*** Input material
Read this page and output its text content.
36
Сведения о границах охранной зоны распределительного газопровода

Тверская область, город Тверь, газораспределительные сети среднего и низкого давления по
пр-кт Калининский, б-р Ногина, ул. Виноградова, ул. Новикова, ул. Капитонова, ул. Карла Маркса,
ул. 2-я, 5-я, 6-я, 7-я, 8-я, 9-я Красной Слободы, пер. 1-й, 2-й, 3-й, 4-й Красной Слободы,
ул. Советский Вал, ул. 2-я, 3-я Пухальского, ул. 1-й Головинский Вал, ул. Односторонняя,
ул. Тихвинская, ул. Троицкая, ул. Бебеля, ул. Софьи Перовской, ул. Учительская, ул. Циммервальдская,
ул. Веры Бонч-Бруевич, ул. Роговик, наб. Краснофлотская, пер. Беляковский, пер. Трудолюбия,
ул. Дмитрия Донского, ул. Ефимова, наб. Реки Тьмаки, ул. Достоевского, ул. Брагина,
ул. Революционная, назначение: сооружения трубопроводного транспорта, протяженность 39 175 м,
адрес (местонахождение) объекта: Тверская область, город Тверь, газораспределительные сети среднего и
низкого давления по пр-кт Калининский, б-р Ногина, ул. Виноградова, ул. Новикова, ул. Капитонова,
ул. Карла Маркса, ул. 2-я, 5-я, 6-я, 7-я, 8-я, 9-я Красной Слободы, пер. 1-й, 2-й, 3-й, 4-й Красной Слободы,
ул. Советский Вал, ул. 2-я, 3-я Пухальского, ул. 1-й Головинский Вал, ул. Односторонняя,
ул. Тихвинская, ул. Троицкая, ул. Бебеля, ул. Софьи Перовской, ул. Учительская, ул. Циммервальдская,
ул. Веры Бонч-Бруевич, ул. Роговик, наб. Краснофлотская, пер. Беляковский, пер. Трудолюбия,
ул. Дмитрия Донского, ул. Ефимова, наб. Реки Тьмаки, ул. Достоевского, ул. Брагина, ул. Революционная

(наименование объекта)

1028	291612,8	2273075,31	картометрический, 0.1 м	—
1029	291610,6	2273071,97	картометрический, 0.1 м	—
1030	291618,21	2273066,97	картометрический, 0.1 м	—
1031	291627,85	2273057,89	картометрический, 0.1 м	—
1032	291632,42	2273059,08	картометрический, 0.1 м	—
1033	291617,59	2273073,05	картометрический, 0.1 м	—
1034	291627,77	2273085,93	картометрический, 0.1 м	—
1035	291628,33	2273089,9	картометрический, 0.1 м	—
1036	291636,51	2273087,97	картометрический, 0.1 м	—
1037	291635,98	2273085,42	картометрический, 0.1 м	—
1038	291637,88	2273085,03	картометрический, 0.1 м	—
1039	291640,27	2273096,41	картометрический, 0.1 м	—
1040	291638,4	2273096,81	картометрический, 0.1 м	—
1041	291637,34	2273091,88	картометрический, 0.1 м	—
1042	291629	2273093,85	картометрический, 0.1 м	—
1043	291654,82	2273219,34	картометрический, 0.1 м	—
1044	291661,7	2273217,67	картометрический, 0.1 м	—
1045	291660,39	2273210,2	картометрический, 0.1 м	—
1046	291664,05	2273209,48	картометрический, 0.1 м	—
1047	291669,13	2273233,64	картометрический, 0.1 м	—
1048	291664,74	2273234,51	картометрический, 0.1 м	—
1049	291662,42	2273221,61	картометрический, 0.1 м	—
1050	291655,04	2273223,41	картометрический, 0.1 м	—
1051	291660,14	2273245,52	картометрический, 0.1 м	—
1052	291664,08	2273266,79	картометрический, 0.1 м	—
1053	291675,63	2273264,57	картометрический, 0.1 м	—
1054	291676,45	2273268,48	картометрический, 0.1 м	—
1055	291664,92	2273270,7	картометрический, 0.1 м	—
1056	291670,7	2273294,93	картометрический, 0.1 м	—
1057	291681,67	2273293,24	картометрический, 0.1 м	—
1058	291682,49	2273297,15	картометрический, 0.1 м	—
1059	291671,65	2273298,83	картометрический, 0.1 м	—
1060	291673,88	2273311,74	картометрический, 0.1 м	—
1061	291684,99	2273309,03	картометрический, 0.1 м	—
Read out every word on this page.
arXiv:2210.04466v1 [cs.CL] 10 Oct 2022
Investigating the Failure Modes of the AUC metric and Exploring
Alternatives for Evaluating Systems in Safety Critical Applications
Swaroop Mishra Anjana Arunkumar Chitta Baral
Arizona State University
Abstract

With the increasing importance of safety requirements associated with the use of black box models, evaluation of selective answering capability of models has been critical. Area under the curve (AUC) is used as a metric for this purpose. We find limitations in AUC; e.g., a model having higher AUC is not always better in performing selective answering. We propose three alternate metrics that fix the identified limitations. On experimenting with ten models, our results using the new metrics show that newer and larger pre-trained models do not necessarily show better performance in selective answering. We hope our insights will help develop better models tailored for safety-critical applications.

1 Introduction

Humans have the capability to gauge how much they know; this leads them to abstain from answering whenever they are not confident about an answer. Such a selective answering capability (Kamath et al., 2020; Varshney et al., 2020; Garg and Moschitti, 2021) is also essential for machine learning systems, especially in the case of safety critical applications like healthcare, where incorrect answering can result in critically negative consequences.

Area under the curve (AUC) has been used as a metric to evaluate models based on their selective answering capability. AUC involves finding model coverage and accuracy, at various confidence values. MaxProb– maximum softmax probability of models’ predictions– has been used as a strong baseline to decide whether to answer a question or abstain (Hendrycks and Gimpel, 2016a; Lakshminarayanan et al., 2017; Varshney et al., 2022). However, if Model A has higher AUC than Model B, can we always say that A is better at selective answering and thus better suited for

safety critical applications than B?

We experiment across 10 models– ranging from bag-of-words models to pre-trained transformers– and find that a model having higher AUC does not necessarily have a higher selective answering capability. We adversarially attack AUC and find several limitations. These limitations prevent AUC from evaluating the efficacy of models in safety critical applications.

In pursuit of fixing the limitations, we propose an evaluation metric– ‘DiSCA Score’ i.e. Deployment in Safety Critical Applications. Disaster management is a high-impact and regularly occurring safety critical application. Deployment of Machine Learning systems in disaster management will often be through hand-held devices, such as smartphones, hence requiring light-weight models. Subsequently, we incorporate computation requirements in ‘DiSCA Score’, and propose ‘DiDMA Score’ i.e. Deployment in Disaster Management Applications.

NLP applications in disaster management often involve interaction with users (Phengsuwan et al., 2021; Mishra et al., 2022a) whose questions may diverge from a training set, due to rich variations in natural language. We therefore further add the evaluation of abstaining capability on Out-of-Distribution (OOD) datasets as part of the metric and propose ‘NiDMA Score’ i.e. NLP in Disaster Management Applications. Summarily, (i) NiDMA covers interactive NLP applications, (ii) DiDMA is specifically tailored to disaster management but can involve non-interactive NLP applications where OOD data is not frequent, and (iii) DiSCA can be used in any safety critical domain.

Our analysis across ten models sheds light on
******
Produce an exact copy of the whole listing.

*Solution to the problem*
Read this page and output its text content.
36
Сведения о границах охранной зоны распределительного газопровода

Тверская область, город Тверь, газораспределительные сети среднего и низкого давления по
пр-кт Калининский, б-р Ногина, ул. Виноградова, ул. Новикова, ул. Капитонова, ул. Карла Маркса,
ул. 2-я, 5-я, 6-я, 7-я, 8-я, 9-я Красной Слободы, пер. 1-й, 2-й, 3-й, 4-й Красной Слободы,
ул. Советский Вал, ул. 2-я, 3-я Пухальского, ул. 1-й Головинский Вал, ул. Односторонняя,
ул. Тихвинская, ул. Троицкая, ул. Бебеля, ул. Софьи Перовской, ул. Учительская, ул. Циммервальдская,
ул. Веры Бонч-Бруевич, ул. Роговик, наб. Краснофлотская, пер. Беляковский, пер. Трудолюбия,
ул. Дмитрия Донского, ул. Ефимова, наб. Реки Тьмаки, ул. Достоевского, ул. Брагина,
ул. Революционная, назначение: сооружения трубопроводного транспорта, протяженность 39 175 м,
адрес (местонахождение) объекта: Тверская область, город Тверь, газораспределительные сети среднего и
низкого давления по пр-кт Калининский, б-р Ногина, ул. Виноградова, ул. Новикова, ул. Капитонова,
ул. Карла Маркса, ул. 2-я, 5-я, 6-я, 7-я, 8-я, 9-я Красной Слободы, пер. 1-й, 2-й, 3-й, 4-й Красной Слободы,
ул. Советский Вал, ул. 2-я, 3-я Пухальского, ул. 1-й Головинский Вал, ул. Односторонняя,
ул. Тихвинская, ул. Троицкая, ул. Бебеля, ул. Софьи Перовской, ул. Учительская, ул. Циммервальдская,
ул. Веры Бонч-Бруевич, ул. Роговик, наб. Краснофлотская, пер. Беляковский, пер. Трудолюбия,
ул. Дмитрия Донского, ул. Ефимова, наб. Реки Тьмаки, ул. Достоевского, ул. Брагина, ул. Революционная

(наименование объекта)

1028	291612,8	2273075,31	картометрический, 0.1 м	—
1029	291610,6	2273071,97	картометрический, 0.1 м	—
1030	291618,21	2273066,97	картометрический, 0.1 м	—
1031	291627,85	2273057,89	картометрический, 0.1 м	—
1032	291632,42	2273059,08	картометрический, 0.1 м	—
1033	291617,59	2273073,05	картометрический, 0.1 м	—
1034	291627,77	2273085,93	картометрический, 0.1 м	—
1035	291628,33	2273089,9	картометрический, 0.1 м	—
1036	291636,51	2273087,97	картометрический, 0.1 м	—
1037	291635,98	2273085,42	картометрический, 0.1 м	—
1038	291637,88	2273085,03	картометрический, 0.1 м	—
1039	291640,27	2273096,41	картометрический, 0.1 м	—
1040	291638,4	2273096,81	картометрический, 0.1 м	—
1041	291637,34	2273091,88	картометрический, 0.1 м	—
1042	291629	2273093,85	картометрический, 0.1 м	—
1043	291654,82	2273219,34	картометрический, 0.1 м	—
1044	291661,7	2273217,67	картометрический, 0.1 м	—
1045	291660,39	2273210,2	картометрический, 0.1 м	—
1046	291664,05	2273209,48	картометрический, 0.1 м	—
1047	291669,13	2273233,64	картометрический, 0.1 м	—
1048	291664,74	2273234,51	картометрический, 0.1 м	—
1049	291662,42	2273221,61	картометрический, 0.1 м	—
1050	291655,04	2273223,41	картометрический, 0.1 м	—
1051	291660,14	2273245,52	картометрический, 0.1 м	—
1052	291664,08	2273266,79	картометрический, 0.1 м	—
1053	291675,63	2273264,57	картометрический, 0.1 м	—
1054	291676,45	2273268,48	картометрический, 0.1 м	—
1055	291664,92	2273270,7	картометрический, 0.1 м	—
1056	291670,7	2273294,93	картометрический, 0.1 м	—
1057	291681,67	2273293,24	картометрический, 0.1 м	—
1058	291682,49	2273297,15	картометрический, 0.1 м	—
1059	291671,65	2273298,83	картометрический, 0.1 м	—
1060	291673,88	2273311,74	картометрический, 0.1 м	—
1061	291684,99	2273309,03	картометрический, 0.1 м	—
Read out every word on this page.
arXiv:2210.04466v1 [cs.CL] 10 Oct 2022
Investigating the Failure Modes of the AUC metric and Exploring
Alternatives for Evaluating Systems in Safety Critical Applications
Swaroop Mishra Anjana Arunkumar Chitta Baral
Arizona State University
Abstract

With the increasing importance of safety requirements associated with the use of black box models, evaluation of selective answering capability of models has been critical. Area under the curve (AUC) is used as a metric for this purpose. We find limitations in AUC; e.g., a model having higher AUC is not always better in performing selective answering. We propose three alternate metrics that fix the identified limitations. On experimenting with ten models, our results using the new metrics show that newer and larger pre-trained models do not necessarily show better performance in selective answering. We hope our insights will help develop better models tailored for safety-critical applications.

1 Introduction

Humans have the capability to gauge how much they know; this leads them to abstain from answering whenever they are not confident about an answer. Such a selective answering capability (Kamath et al., 2020; Varshney et al., 2020; Garg and Moschitti, 2021) is also essential for machine learning systems, especially in the case of safety critical applications like healthcare, where incorrect answering can result in critically negative consequences.

Area under the curve (AUC) has been used as a metric to evaluate models based on their selective answering capability. AUC involves finding model coverage and accuracy, at various confidence values. MaxProb– maximum softmax probability of models’ predictions– has been used as a strong baseline to decide whether to answer a question or abstain (Hendrycks and Gimpel, 2016a; Lakshminarayanan et al., 2017; Varshney et al., 2022). However, if Model A has higher AUC than Model B, can we always say that A is better at selective answering and thus better suited for

safety critical applications than B?

We experiment across 10 models– ranging from bag-of-words models to pre-trained transformers– and find that a model having higher AUC does not necessarily have a higher selective answering capability. We adversarially attack AUC and find several limitations. These limitations prevent AUC from evaluating the efficacy of models in safety critical applications.

In pursuit of fixing the limitations, we propose an evaluation metric– ‘DiSCA Score’ i.e. Deployment in Safety Critical Applications. Disaster management is a high-impact and regularly occurring safety critical application. Deployment of Machine Learning systems in disaster management will often be through hand-held devices, such as smartphones, hence requiring light-weight models. Subsequently, we incorporate computation requirements in ‘DiSCA Score’, and propose ‘DiDMA Score’ i.e. Deployment in Disaster Management Applications.

NLP applications in disaster management often involve interaction with users (Phengsuwan et al., 2021; Mishra et al., 2022a) whose questions may diverge from a training set, due to rich variations in natural language. We therefore further add the evaluation of abstaining capability on Out-of-Distribution (OOD) datasets as part of the metric and propose ‘NiDMA Score’ i.e. NLP in Disaster Management Applications. Summarily, (i) NiDMA covers interactive NLP applications, (ii) DiDMA is specifically tailored to disaster management but can involve non-interactive NLP applications where OOD data is not frequent, and (iii) DiSCA can be used in any safety critical domain.

Our analysis across ten models sheds light on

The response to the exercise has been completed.